* START Records *
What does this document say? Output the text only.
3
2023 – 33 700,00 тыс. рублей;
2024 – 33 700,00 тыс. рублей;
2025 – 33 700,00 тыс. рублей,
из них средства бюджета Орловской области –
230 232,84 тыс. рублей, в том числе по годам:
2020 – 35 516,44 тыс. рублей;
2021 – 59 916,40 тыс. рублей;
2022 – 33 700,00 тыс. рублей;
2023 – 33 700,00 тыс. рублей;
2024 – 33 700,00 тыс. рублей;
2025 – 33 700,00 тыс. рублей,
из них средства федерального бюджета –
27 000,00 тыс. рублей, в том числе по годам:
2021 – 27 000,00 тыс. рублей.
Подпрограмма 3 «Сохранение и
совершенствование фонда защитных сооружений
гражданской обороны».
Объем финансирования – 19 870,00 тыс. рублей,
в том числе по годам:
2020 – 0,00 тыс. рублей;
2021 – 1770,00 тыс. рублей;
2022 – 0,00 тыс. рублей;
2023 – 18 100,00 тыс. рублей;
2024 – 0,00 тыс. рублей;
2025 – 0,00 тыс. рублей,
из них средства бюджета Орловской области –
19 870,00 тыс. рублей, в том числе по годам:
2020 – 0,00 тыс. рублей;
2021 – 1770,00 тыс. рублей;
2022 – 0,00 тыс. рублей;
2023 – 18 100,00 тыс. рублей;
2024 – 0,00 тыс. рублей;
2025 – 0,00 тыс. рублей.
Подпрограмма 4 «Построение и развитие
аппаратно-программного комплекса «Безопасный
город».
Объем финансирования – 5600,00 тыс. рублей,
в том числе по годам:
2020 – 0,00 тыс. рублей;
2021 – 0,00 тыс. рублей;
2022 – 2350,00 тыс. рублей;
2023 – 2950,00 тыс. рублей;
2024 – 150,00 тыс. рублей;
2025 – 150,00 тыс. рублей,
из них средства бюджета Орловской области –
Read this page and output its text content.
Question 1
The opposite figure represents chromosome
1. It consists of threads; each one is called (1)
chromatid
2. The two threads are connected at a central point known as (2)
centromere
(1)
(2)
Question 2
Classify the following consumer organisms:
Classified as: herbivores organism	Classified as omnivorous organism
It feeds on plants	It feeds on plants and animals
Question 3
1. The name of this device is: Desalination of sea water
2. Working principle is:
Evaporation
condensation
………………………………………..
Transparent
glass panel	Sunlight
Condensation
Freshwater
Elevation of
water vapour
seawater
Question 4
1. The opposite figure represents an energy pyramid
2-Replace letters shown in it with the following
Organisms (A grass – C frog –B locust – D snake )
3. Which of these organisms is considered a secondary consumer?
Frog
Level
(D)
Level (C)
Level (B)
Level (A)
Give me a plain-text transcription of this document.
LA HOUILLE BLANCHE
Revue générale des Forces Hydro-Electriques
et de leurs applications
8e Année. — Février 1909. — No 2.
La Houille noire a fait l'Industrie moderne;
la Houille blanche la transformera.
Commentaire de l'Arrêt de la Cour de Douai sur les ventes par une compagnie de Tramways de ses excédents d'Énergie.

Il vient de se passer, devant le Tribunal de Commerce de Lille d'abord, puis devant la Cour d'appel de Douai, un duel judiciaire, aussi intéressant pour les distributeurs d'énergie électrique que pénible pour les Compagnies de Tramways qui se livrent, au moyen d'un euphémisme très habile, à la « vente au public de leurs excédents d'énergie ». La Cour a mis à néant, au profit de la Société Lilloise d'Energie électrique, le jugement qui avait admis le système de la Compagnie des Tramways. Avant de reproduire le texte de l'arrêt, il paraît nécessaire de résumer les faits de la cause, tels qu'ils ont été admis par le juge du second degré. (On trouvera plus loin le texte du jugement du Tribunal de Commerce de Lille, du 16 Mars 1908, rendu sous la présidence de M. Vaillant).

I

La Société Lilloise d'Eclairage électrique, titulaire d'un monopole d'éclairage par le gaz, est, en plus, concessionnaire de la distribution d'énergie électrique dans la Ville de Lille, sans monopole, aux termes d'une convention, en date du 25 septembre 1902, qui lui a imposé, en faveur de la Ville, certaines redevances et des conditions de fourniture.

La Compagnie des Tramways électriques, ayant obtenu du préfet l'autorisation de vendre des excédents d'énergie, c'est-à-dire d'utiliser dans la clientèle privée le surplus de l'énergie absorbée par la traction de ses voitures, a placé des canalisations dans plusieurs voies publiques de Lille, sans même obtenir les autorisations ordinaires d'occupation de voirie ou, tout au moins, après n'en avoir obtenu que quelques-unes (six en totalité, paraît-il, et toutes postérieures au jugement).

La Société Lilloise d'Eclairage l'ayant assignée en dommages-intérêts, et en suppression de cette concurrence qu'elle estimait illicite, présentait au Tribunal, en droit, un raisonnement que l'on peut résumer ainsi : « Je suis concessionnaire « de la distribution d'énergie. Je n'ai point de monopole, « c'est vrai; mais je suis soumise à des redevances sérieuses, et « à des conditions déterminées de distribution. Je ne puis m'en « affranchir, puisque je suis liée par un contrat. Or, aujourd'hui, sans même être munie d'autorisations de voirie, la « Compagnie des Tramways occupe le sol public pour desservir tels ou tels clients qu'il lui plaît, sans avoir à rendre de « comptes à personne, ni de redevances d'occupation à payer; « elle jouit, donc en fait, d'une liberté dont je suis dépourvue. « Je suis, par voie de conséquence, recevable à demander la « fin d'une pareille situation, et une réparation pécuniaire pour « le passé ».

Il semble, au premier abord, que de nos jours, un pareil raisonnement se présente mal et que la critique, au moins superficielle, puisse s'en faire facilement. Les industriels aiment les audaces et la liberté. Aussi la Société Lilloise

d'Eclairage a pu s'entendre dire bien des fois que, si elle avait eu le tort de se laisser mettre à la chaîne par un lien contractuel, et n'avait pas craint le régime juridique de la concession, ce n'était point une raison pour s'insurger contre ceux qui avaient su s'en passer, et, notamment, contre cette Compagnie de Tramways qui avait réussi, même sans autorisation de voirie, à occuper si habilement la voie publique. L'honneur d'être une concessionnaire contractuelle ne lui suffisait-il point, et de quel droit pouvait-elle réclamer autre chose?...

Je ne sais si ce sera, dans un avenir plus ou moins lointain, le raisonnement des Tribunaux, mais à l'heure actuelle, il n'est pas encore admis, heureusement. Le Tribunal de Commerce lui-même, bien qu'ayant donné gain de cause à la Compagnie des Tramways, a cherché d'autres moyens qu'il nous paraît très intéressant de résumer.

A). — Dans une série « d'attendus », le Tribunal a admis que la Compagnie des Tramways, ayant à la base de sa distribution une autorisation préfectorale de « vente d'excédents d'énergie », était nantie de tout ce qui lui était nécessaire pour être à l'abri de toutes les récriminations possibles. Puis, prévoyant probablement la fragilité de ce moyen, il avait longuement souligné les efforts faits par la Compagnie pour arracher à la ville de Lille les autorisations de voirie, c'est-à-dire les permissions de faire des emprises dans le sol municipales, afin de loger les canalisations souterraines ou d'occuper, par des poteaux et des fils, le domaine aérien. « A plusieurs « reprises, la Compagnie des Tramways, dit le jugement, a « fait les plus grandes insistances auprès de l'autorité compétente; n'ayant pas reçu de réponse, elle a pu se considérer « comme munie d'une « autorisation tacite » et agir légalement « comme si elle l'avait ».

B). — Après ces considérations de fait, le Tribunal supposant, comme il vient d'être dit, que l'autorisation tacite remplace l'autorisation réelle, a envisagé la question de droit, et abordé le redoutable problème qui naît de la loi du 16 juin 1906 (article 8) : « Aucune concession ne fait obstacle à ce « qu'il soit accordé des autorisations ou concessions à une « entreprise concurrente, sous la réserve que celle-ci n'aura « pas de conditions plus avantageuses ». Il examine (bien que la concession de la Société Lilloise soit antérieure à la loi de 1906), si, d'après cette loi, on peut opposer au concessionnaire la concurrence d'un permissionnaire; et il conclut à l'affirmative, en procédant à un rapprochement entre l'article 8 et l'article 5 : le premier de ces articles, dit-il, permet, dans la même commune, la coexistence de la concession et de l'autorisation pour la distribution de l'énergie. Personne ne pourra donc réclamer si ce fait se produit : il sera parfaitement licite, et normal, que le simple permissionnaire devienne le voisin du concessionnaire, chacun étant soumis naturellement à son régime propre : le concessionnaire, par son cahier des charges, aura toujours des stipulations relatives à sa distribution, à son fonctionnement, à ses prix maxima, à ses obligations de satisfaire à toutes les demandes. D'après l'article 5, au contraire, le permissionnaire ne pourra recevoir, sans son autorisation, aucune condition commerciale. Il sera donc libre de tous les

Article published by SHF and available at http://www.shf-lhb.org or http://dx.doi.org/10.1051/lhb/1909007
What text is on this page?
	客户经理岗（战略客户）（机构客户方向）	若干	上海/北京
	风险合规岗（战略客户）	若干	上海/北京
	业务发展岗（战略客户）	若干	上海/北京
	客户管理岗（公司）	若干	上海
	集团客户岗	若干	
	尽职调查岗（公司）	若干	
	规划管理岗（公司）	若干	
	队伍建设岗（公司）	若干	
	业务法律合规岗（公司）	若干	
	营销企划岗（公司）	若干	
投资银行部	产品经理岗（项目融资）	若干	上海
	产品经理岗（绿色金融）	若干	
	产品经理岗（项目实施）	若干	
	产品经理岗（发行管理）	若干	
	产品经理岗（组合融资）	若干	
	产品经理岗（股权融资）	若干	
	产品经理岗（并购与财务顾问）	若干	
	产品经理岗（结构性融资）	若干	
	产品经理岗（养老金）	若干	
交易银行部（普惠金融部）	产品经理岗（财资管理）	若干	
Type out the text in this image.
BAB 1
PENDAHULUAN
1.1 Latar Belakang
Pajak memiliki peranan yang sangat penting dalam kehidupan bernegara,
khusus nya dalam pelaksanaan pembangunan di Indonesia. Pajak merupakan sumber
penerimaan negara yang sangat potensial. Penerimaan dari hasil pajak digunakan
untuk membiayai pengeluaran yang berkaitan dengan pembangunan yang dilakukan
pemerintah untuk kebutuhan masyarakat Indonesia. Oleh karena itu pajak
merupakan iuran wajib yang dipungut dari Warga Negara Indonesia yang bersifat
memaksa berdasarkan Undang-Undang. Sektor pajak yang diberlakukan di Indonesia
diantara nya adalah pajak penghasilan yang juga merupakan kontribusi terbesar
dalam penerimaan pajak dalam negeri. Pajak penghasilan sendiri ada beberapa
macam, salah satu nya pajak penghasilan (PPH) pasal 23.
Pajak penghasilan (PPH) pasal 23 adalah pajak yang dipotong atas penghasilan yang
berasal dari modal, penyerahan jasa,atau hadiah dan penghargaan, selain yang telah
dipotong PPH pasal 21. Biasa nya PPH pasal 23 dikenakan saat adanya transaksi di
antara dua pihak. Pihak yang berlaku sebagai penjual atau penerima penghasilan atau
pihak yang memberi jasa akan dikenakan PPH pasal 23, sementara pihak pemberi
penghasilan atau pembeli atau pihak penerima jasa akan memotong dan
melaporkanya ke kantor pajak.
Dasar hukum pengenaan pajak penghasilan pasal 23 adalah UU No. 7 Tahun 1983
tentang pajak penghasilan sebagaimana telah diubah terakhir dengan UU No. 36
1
* END Records *
• What needs to be done:
Pick out each line in the material containing "годам".

• Full output:
230 232,84 тыс. рублей, в том числе по годам:
27 000,00 тыс. рублей, в том числе по годам:
в том числе по годам:
19 870,00 тыс. рублей, в том числе по годам:
в том числе по годам:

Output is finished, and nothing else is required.